> [TEXT SECTION]
GRETA VAN SUSTEREN, FOX NEWS HOST: A political smackdown is happening right now in the state of Massachusetts. We are only seven days from an extremely important Senate election, and minutes ago the candidates finished their last debate.

Late Senator Ted Kennedy's U.S. Senate seat is open and the special election is next Tuesday. And tonight it appears to be anyone's race. "A Boston Globe" poll has Massachusetts Attorney General Martha Coakley 15 points up from State Senator Scott Brown.

However, in another poll, Public Police polling has Brown one point ahead of Coakley. Bottom line, no one can predict this one. But if Republican State Senator Brown wins Senate Majority Leader Harry Reid loses his filibuster-proof Senate.

We asked Attorney General Senator Coakley to go "On the Record," hopefully she will sometime this week, but joining us live is Republican candidate state senator Scott Brown. Good evening, Senator, and, boy, this is an exciting race, not just for your state, but you're going to determine what happens in the United States Senate, whether it is filibuster-proof or not.

SCOTT BROWN, REPUBLICAN MASSACHUSETTS SENATE CANDIDATE: That is true. This race affects everybody in the country not only obviously here in Massachusetts, but everybody. As the 41 senator I can stop what's happening in Washington. All the backroom deals you are talking about are outrageous. People here are upset by it and people throughout the country.

And we can go back to the drawing board and do it better. We are better than that.

VAN SUSTEREN: Interesting to look at the numbers. I realize the polls I just read are very uncertain, because there are a lot of questions with those polls and they are so different, and they make me suspicious.

But according to the information we have about the state of Massachusetts, -- 37 percent of the population voting is Democrat, 11.4 is Republican, but the independents, 51.09 percent. So that's -- I assume those people you are going at heavy and hard.

BROWN: Of course. Listen, I've been in politics for 18 years. I have 30 years in the military. I've been serving as a state senator. I've taken over 6,000 votes. And Martha is a good person, but she's wrong on all the issues.

> [EXCERPTED DATA]

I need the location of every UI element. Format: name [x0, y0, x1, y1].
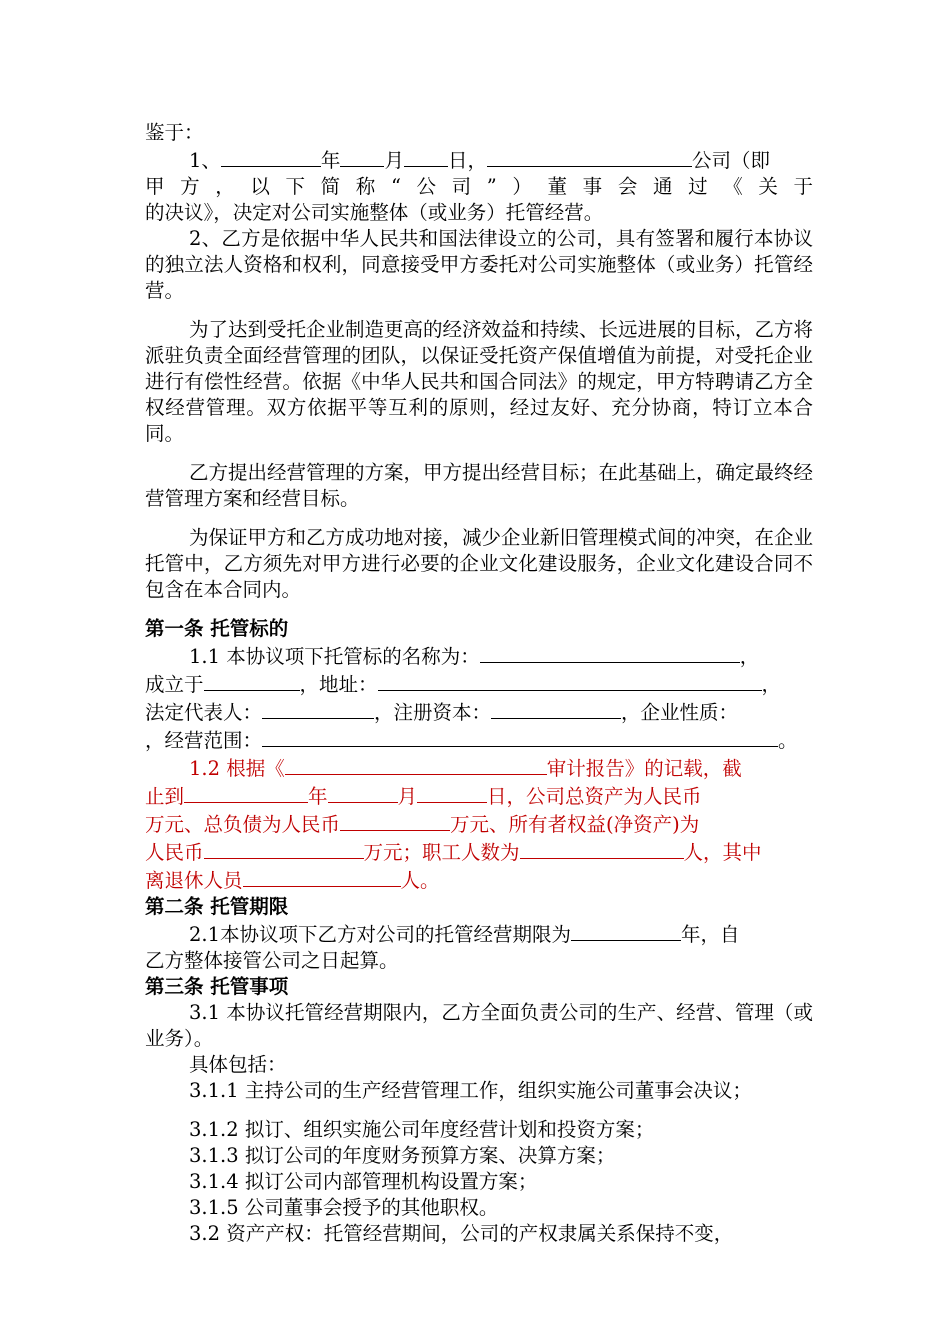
clause-3-1-5: 3.1.5 公司董事会授予的其他职权。 [189, 1196, 499, 1219]
clause-3-2: 3.2 资产产权：托管经营期间，公司的产权隶属关系保持不变， [189, 1222, 734, 1245]
blank-month[interactable] [340, 146, 384, 167]
clause-1-1-line4: ，经营范围： 。 [145, 726, 813, 754]
article-3-title: 第三条 托管事项 [145, 975, 289, 998]
preamble-item-1-line3: 的决议》，决定对公司实施整体（或业务）托管经营。 [145, 201, 604, 224]
blank-established[interactable] [204, 670, 300, 691]
blank-day[interactable] [404, 146, 448, 167]
blank-staff-count[interactable] [520, 838, 684, 859]
blank-audit-report[interactable] [285, 754, 547, 775]
blank-entity-name[interactable] [480, 642, 740, 663]
blank-equity[interactable] [204, 838, 364, 859]
clause-3-1-1: 3.1.1 主持公司的生产经营管理工作，组织实施公司董事会决议； [189, 1079, 752, 1102]
blank-retirees[interactable] [243, 866, 401, 887]
clause-3-1-2: 3.1.2 拟订、组织实施公司年度经营计划和投资方案； [189, 1118, 655, 1141]
contract-page [145, 120, 813, 1247]
blank-term-years[interactable] [571, 920, 681, 941]
preamble-para-3: 为保证甲方和乙方成功地对接，减少企业新旧管理模式间的冲突，在企业托管中，乙方须先对甲方进行必要的企业文化建设服务，企业文化建设合同不包含在本合同内。 [145, 526, 814, 601]
blank-scope[interactable] [262, 726, 778, 747]
preamble-heading: 鉴于： [145, 121, 204, 144]
clause-3-1: 3.1 本协议托管经营期限内，乙方全面负责公司的生产、经营、管理（或业务）。 [145, 1001, 813, 1050]
clause-2-1: 2.1本协议项下乙方对公司的托管经营期限为 年，自 [145, 920, 813, 948]
blank-company[interactable] [487, 146, 692, 167]
preamble-item-1-line2: 甲方，以下简称“公司”）董事会通过《关于 [145, 175, 813, 198]
clause-1-1-line1: 1.1 本协议项下托管标的名称为： ， [145, 642, 813, 670]
blank-liabilities[interactable] [340, 810, 450, 831]
blank-capital[interactable] [491, 698, 621, 719]
clause-1-2: 1.2 根据《 审计报告》的记载，截 止到 年 月 日，公司总资产为人民币 万元、总负债为人民币 万元、所有者权益(净资产)为 人民币 万元；职工人数为 人，其中 离退休人员 人。 [145, 754, 813, 894]
clause-3-1-include: 具体包括： [189, 1053, 287, 1076]
blank-legal-rep[interactable] [262, 698, 374, 719]
clause-1-1-line2: 成立于 ，地址： ， [145, 670, 813, 698]
preamble-para-1: 为了达到受托企业制造更高的经济效益和持续、长远进展的目标，乙方将派驻负责全面经营管理的团队，以保证受托资产保值增值为前提，对受托企业进行有偿性经营。依据《中华人民共和国合同法》的规定，甲方特聘请乙方全权经营管理。双方依据平等互利的原则，经过友好、充分协商，特订立本合同。 [145, 318, 814, 445]
blank-year[interactable] [221, 146, 321, 167]
article-1-title: 第一条 托管标的 [145, 617, 289, 640]
blank-audit-day[interactable] [417, 782, 487, 803]
article-2-title: 第二条 托管期限 [145, 895, 289, 918]
preamble-para-2: 乙方提出经营管理的方案，甲方提出经营目标；在此基础上，确定最终经营管理方案和经营目标。 [145, 461, 814, 510]
clause-1-1-line3: 法定代表人： ，注册资本： ，企业性质： [145, 698, 813, 726]
blank-audit-month[interactable] [328, 782, 398, 803]
clause-2-1-line2: 乙方整体接管公司之日起算。 [145, 949, 399, 972]
blank-address[interactable] [378, 670, 762, 691]
blank-audit-year[interactable] [184, 782, 308, 803]
clause-3-1-3: 3.1.3 拟订公司的年度财务预算方案、决算方案； [189, 1144, 616, 1167]
clause-3-1-4: 3.1.4 拟订公司内部管理机构设置方案； [189, 1170, 538, 1193]
preamble-item-2: 2、乙方是依据中华人民共和国法律设立的公司，具有签署和履行本协议的独立法人资格和权利，同意接受甲方委托对公司实施整体（或业务）托管经营。 [145, 227, 813, 302]
preamble-item-1: 1、 年 月 日， 公司（即 [145, 146, 813, 174]
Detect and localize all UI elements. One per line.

> [YOUR TASKS]
a. In the interview about the Massachusetts Senate race, how many years of military service does Scott Brown say he has?
b. Pick up the interview about the Massachusetts Senate race where it stops and continue it.

> [FINAL RESULTS]
a. 30 years.

b.
And the people of Massachusetts are upset at the taxing, the spending, the backroom deals. Martha Coakley's position on terror is outrageous. She said tonight there are no terrorists in Afghanistan. That's the type of person who has a policy that is very scary, especially when we are trying to the tools and resources for our soldiers to keep them safe.

And if people want to learn more, they can certainly go to But we have a money bomb right now that's hitting, and you can go to and you can help me fight back again the machine, because the second I walked off the stage the negative ads have started.

And you all around the country can make a big, big difference in this race.

VAN SUSTEREN: Governor Pawlenty, the Republican of Minnesota, is helping you out. Friday President Clinton is going to Massachusetts to campaign for Martha Coakley. So the national candidates from other states are coming in. They realize this one is a big one, don't they?

BROWN: They do. But I told everyone to stay away and let Martha and I talk about the differences that affect the people not only of Massachusetts but the country.

She is proposing $2.1 trillion of extra taxation over the next five years. She is wrong on terror. She wants to give them taxpayer-funded attorneys, constitutional rights, and treat them like ordinary bank robbers when in fact they should be treated as enemy combatants and interrogated to find out if anyone else is trying to kill us.

It's certainly disturbing, and that's another difference.

VAN SUSTEREN: All right, what do you two agree on, because I know there's some area of agreement? What do you and Martha Coakley agree on, and what is the biggest difference between the two of you?

BROWN: The biggest difference is her position on taxing and spending, and the fact that she is pushing a health care bill that is bad for Massachusetts because we already have 98 percent of our people insured. We have already done what the federal government is trying to do.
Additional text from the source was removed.